= Work to be completed =
Hunt for the word "week" across the entries below, copying each line that holds it.

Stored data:
..........

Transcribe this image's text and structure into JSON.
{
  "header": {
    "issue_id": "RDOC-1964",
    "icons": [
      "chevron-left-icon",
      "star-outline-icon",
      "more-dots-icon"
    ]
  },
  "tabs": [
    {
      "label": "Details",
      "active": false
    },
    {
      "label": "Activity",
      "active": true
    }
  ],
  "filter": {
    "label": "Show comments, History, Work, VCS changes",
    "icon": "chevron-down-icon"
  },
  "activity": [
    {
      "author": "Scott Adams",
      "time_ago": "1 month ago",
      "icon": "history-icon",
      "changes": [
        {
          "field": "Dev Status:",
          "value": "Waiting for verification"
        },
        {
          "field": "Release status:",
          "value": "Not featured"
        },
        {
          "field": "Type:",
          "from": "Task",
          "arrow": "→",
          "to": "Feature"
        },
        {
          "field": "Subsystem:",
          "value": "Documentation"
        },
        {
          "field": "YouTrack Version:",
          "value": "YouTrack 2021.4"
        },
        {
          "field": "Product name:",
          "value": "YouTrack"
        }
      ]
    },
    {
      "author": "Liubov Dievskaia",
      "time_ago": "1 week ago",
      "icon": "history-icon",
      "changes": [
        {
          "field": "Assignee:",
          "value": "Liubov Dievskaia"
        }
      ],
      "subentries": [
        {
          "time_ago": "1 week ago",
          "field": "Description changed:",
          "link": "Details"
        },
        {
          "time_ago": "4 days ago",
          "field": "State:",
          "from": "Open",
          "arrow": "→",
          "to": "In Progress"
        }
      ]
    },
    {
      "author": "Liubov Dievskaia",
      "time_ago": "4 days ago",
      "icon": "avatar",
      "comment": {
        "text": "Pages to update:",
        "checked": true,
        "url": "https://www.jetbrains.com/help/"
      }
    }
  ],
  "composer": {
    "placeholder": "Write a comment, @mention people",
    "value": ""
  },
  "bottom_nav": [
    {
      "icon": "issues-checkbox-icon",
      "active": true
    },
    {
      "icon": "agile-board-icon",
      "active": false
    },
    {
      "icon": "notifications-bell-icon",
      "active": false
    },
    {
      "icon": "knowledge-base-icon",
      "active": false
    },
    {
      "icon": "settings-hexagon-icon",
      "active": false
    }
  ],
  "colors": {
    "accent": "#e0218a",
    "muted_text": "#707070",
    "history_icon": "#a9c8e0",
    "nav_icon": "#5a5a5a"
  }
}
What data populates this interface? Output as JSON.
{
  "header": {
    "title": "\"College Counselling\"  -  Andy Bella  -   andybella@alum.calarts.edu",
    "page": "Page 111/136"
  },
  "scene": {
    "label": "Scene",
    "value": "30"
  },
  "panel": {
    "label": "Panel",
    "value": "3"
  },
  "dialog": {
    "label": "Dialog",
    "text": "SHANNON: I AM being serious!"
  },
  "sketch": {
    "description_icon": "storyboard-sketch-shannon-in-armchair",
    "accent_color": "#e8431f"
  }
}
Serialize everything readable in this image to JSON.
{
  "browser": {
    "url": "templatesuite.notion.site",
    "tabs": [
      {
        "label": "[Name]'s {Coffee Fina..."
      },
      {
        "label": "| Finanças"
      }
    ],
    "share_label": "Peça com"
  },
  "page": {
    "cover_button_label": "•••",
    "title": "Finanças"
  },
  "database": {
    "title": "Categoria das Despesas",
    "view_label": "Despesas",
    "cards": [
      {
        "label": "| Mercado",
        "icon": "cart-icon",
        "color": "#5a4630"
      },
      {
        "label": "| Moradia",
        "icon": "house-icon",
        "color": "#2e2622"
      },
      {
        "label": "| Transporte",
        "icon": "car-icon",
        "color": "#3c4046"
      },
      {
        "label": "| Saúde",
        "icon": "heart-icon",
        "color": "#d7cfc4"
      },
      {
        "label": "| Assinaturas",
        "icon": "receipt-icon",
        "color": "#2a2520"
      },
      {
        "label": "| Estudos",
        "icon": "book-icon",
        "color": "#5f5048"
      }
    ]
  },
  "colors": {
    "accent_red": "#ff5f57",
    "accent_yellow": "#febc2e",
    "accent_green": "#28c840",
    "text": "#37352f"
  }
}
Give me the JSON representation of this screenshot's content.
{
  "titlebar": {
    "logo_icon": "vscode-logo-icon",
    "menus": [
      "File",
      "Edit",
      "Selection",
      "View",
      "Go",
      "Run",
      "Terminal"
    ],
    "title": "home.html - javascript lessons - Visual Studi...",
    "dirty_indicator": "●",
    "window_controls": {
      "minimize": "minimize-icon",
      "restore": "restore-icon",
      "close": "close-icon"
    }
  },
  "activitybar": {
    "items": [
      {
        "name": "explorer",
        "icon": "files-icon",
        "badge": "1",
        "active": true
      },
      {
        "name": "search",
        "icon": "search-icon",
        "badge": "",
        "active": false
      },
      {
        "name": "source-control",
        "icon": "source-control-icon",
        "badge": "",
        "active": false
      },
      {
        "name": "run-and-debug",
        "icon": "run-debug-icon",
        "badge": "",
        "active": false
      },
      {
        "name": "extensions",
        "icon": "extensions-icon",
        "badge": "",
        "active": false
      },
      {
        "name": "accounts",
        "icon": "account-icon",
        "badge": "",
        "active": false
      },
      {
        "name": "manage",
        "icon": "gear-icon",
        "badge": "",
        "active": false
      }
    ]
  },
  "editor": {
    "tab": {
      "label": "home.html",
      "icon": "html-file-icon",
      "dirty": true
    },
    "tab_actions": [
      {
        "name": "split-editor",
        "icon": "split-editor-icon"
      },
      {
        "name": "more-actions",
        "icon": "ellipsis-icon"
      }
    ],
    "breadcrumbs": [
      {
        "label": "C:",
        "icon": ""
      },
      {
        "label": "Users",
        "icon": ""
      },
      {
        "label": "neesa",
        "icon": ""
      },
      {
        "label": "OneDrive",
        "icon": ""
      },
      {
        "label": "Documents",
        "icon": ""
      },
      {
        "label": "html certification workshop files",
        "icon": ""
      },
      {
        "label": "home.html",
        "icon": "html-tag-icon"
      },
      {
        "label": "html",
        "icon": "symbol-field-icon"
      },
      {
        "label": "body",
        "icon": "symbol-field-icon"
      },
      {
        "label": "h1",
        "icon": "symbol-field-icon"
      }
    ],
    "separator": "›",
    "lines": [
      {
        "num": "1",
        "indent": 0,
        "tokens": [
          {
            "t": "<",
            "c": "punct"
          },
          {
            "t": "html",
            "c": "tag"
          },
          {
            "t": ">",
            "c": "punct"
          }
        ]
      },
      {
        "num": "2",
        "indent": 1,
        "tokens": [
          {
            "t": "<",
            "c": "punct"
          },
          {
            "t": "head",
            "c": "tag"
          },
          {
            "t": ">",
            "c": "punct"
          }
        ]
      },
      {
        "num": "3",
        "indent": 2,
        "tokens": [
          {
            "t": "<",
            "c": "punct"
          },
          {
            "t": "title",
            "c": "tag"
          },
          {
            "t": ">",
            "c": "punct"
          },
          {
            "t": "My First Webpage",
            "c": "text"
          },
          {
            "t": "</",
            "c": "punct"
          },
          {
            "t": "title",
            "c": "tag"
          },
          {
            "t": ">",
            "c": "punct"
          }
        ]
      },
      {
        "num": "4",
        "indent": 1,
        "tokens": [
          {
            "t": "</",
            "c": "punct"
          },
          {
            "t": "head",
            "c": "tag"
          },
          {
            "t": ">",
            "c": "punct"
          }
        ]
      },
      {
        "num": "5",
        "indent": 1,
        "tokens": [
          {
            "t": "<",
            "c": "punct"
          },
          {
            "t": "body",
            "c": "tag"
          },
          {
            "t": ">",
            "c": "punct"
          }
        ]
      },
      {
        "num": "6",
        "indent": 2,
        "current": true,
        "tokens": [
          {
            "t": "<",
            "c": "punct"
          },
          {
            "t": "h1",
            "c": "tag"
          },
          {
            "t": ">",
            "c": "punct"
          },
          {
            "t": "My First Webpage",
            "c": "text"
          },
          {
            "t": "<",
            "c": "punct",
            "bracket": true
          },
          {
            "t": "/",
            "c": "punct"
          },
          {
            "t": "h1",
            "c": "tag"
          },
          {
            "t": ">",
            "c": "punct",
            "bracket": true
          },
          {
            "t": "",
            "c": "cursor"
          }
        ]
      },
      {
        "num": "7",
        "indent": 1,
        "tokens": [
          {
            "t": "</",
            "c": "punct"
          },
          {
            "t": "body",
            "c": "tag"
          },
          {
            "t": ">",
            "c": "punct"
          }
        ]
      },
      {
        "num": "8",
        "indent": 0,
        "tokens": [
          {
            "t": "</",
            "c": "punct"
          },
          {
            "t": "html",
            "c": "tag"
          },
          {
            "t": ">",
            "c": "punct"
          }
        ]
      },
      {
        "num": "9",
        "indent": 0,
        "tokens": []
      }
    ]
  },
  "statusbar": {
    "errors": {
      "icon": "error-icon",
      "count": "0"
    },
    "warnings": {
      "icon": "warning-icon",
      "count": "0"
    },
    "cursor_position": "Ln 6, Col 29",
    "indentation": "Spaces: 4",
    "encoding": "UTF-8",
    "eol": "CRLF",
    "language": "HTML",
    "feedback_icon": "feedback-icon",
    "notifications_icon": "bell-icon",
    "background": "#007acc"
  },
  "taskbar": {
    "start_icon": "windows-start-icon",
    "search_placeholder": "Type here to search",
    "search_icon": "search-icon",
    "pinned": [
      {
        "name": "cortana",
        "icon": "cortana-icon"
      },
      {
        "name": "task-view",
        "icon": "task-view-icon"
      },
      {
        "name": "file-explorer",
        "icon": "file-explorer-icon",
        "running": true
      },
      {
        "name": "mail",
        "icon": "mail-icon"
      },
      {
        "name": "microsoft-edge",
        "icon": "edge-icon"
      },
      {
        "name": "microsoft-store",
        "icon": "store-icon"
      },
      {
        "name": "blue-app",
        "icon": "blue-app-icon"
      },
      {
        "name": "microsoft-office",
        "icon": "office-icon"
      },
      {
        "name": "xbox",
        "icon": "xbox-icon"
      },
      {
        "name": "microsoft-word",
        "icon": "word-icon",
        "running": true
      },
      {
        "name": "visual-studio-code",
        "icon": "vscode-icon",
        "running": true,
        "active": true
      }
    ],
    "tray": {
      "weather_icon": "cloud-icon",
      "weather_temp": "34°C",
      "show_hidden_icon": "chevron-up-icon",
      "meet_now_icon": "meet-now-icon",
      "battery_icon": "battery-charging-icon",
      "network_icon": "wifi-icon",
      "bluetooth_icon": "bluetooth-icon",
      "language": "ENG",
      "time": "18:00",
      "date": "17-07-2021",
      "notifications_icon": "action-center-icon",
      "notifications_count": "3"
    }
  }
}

..........

= Response below =
      "time_ago": "1 week ago",
          "time_ago": "1 week ago",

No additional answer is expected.